Stored entries

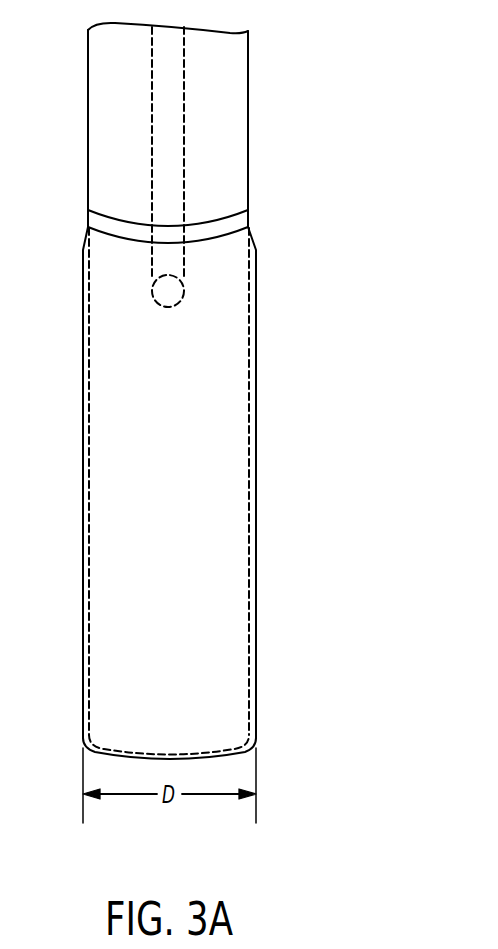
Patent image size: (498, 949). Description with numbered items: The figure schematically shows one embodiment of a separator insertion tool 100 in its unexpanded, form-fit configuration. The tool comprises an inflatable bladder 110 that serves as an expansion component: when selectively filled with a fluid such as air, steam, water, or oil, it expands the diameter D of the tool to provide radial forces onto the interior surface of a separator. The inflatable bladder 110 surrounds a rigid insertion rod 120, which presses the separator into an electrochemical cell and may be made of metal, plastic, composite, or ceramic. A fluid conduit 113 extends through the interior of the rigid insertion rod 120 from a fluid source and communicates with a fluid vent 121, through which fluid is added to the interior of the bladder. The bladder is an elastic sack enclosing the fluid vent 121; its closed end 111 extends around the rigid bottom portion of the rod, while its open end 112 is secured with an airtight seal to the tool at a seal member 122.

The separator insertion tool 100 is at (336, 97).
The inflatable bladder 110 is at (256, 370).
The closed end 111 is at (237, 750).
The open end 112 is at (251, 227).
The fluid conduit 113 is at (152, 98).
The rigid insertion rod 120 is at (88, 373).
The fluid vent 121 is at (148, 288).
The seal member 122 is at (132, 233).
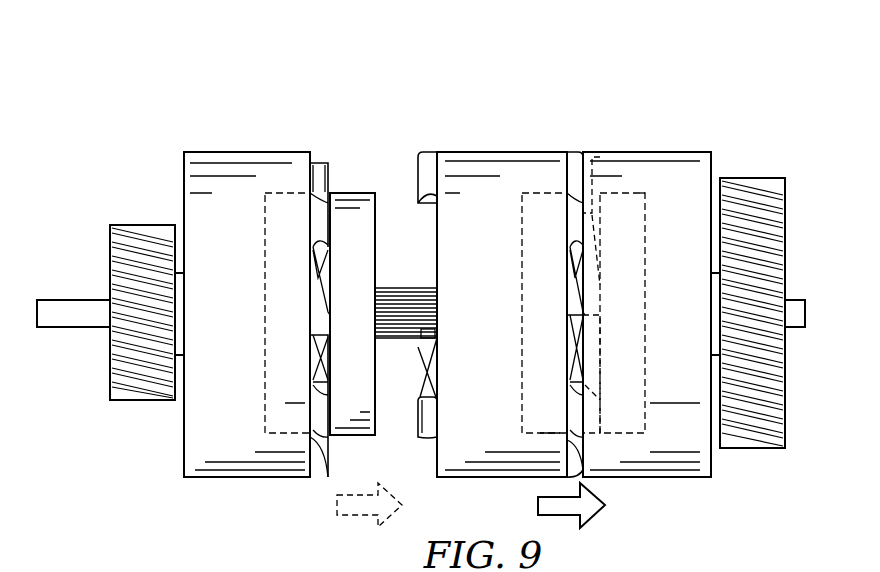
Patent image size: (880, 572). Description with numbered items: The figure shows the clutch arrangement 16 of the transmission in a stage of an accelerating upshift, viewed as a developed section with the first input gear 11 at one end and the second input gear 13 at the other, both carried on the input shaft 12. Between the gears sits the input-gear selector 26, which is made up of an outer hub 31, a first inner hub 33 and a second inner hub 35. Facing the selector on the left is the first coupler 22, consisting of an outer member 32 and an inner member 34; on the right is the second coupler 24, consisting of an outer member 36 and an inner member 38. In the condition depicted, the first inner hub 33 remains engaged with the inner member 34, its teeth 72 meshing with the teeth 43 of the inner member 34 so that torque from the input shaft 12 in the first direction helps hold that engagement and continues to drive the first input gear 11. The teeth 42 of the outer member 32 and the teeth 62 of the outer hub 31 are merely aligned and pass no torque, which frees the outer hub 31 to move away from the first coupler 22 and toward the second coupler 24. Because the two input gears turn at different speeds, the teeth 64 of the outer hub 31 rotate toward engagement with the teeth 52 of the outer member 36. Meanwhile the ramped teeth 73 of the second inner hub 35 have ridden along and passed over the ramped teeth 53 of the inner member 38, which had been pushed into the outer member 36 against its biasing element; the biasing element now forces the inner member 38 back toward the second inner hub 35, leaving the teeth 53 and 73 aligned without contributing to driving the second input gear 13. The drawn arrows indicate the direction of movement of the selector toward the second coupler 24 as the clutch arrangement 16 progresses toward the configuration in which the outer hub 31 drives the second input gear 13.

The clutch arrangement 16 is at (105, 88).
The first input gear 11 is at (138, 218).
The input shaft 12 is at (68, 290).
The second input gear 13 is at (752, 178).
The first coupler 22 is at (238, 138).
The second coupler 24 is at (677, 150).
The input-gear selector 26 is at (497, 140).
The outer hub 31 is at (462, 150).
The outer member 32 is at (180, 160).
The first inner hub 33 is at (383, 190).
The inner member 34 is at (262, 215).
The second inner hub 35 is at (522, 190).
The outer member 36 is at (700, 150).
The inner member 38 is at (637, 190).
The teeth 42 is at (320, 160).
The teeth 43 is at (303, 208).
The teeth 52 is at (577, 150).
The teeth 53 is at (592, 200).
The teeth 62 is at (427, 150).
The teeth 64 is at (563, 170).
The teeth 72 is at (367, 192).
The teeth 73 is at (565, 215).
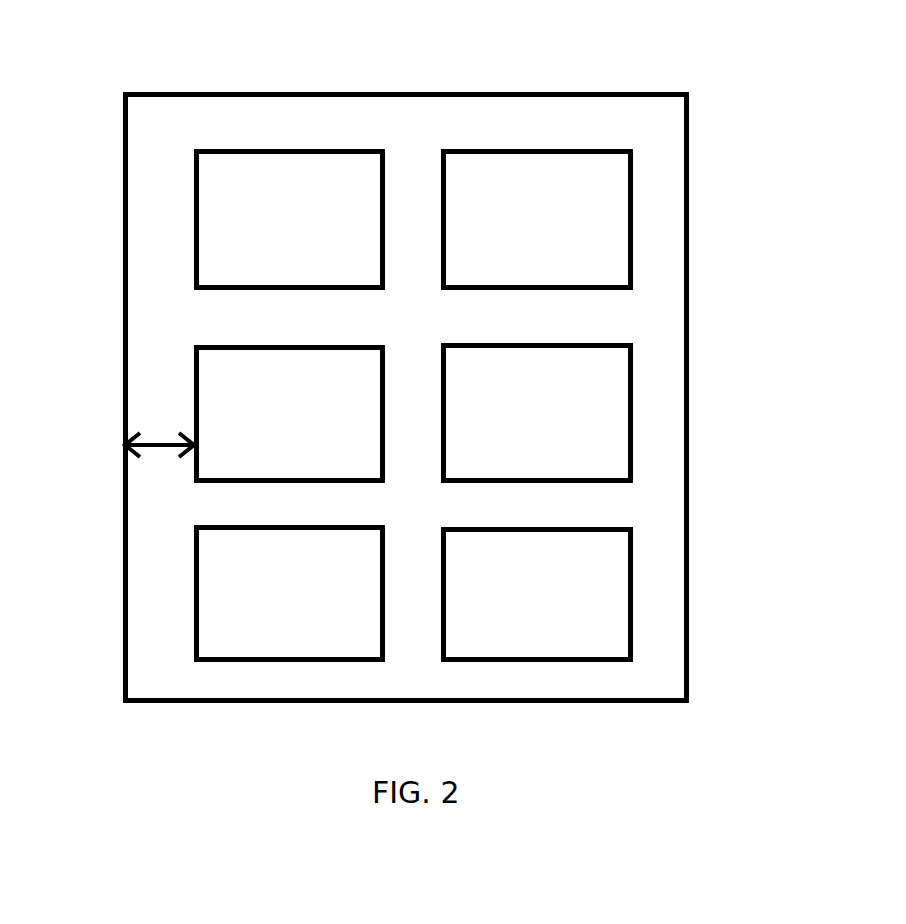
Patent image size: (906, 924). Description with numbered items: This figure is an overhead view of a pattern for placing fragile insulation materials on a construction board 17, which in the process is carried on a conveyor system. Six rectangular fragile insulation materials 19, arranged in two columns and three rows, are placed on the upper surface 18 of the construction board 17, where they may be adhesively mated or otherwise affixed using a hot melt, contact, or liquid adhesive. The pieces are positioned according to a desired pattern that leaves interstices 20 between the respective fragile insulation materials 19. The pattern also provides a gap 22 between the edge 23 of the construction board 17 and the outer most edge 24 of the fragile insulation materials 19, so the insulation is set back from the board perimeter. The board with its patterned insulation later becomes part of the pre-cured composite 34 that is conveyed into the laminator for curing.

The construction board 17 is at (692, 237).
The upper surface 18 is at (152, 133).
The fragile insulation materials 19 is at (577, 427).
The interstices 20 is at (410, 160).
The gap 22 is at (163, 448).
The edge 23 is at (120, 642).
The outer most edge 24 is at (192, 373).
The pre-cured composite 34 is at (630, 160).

= Your objective =
Can you lay out the listing above as a two-column CSV with the headers description and locations, giving one row per figure with its description text and its list of item positions, each in a single quoted field with line breaks replaced by spaces, and leaving the pictures out?

= Final result =
description,locations
"Patent image size: (498, 949). Description with numbered items: The figure schematically shows one embodiment of a separator insertion tool 100 in its unexpanded, form-fit configuration. The tool comprises an inflatable bladder 110 that serves as an expansion component: when selectively filled with a fluid such as air, steam, water, or oil, it expands the diameter D of the tool to provide radial forces onto the interior surface of a separator. The inflatable bladder 110 surrounds a rigid insertion rod 120, which presses the separator into an electrochemical cell and may be made of metal, plastic, composite, or ceramic. A fluid conduit 113 extends through the interior of the rigid insertion rod 120 from a fluid source and communicates with a fluid vent 121, through which fluid is added to the interior of the bladder. The bladder is an elastic sack enclosing the fluid vent 121; its closed end 111 extends around the rigid bottom portion of the rod, while its open end 112 is secured with an airtight seal to the tool at a seal member 122.","The separator insertion tool 100 is at (336, 97). The inflatable bladder 110 is at (256, 370). The closed end 111 is at (237, 750). The open end 112 is at (251, 227). The fluid conduit 113 is at (152, 98). The rigid insertion rod 120 is at (88, 373). The fluid vent 121 is at (148, 288). The seal member 122 is at (132, 233)."
"Patent image size: (880, 572). Description with numbered items: The figure shows the clutch arrangement 16 of the transmission in a stage of an accelerating upshift, viewed as a developed section with the first input gear 11 at one end and the second input gear 13 at the other, both carried on the input shaft 12. Between the gears sits the input-gear selector 26, which is made up of an outer hub 31, a first inner hub 33 and a second inner hub 35. Facing the selector on the left is the first coupler 22, consisting of an outer member 32 and an inner member 34; on the right is the second coupler 24, consisting of an outer member 36 and an inner member 38. In the condition depicted, the first inner hub 33 remains engaged with the inner member 34, its teeth 72 meshing with the teeth 43 of the inner member 34 so that torque from the input shaft 12 in the first direction helps hold that engagement and continues to drive the first input gear 11. The teeth 42 of the outer member 32 and the teeth 62 of the outer hub 31 are merely aligned and pass no torque, which frees the outer hub 31 to move away from the first coupler 22 and toward the second coupler 24. Because the two input gears turn at different speeds, the teeth 64 of the outer hub 31 rotate toward engagement with the teeth 52 of the outer member 36. Meanwhile the ramped teeth 73 of the second inner hub 35 have ridden along and passed over the ramped teeth 53 of the inner member 38, which had been pushed into the outer member 36 against its biasing element; the biasing element now forces the inner member 38 back toward the second inner hub 35, leaving the teeth 53 and 73 aligned without contributing to driving the second input gear 13. The drawn arrows indicate the direction of movement of the selector toward the second coupler 24 as the clutch arrangement 16 progresses toward the configuration in which the outer hub 31 drives the second input gear 13.","The clutch arrangement 16 is at (105, 88). The first input gear 11 is at (138, 218). The input shaft 12 is at (68, 290). The second input gear 13 is at (752, 178). The first coupler 22 is at (238, 138). The second coupler 24 is at (677, 150). The input-gear selector 26 is at (497, 140). The outer hub 31 is at (462, 150). The outer member 32 is at (180, 160). The first inner hub 33 is at (383, 190). The inner member 34 is at (262, 215). The second inner hub 35 is at (522, 190). The outer member 36 is at (700, 150). The inner member 38 is at (637, 190). The teeth 42 is at (320, 160). The teeth 43 is at (303, 208). The teeth 52 is at (577, 150). The teeth 53 is at (592, 200). The teeth 62 is at (427, 150). The teeth 64 is at (563, 170). The teeth 72 is at (367, 192). The teeth 73 is at (565, 215)."
"Patent image size: (906, 924). Description with numbered items: This figure is an overhead view of a pattern for placing fragile insulation materials on a construction board 17, which in the process is carried on a conveyor system. Six rectangular fragile insulation materials 19, arranged in two columns and three rows, are placed on the upper surface 18 of the construction board 17, where they may be adhesively mated or otherwise affixed using a hot melt, contact, or liquid adhesive. The pieces are positioned according to a desired pattern that leaves interstices 20 between the respective fragile insulation materials 19. The pattern also provides a gap 22 between the edge 23 of the construction board 17 and the outer most edge 24 of the fragile insulation materials 19, so the insulation is set back from the board perimeter. The board with its patterned insulation later becomes part of the pre-cured composite 34 that is conveyed into the laminator for curing.","The construction board 17 is at (692, 237). The upper surface 18 is at (152, 133). The fragile insulation materials 19 is at (577, 427). The interstices 20 is at (410, 160). The gap 22 is at (163, 448). The edge 23 is at (120, 642). The outer most edge 24 is at (192, 373). The pre-cured composite 34 is at (630, 160)."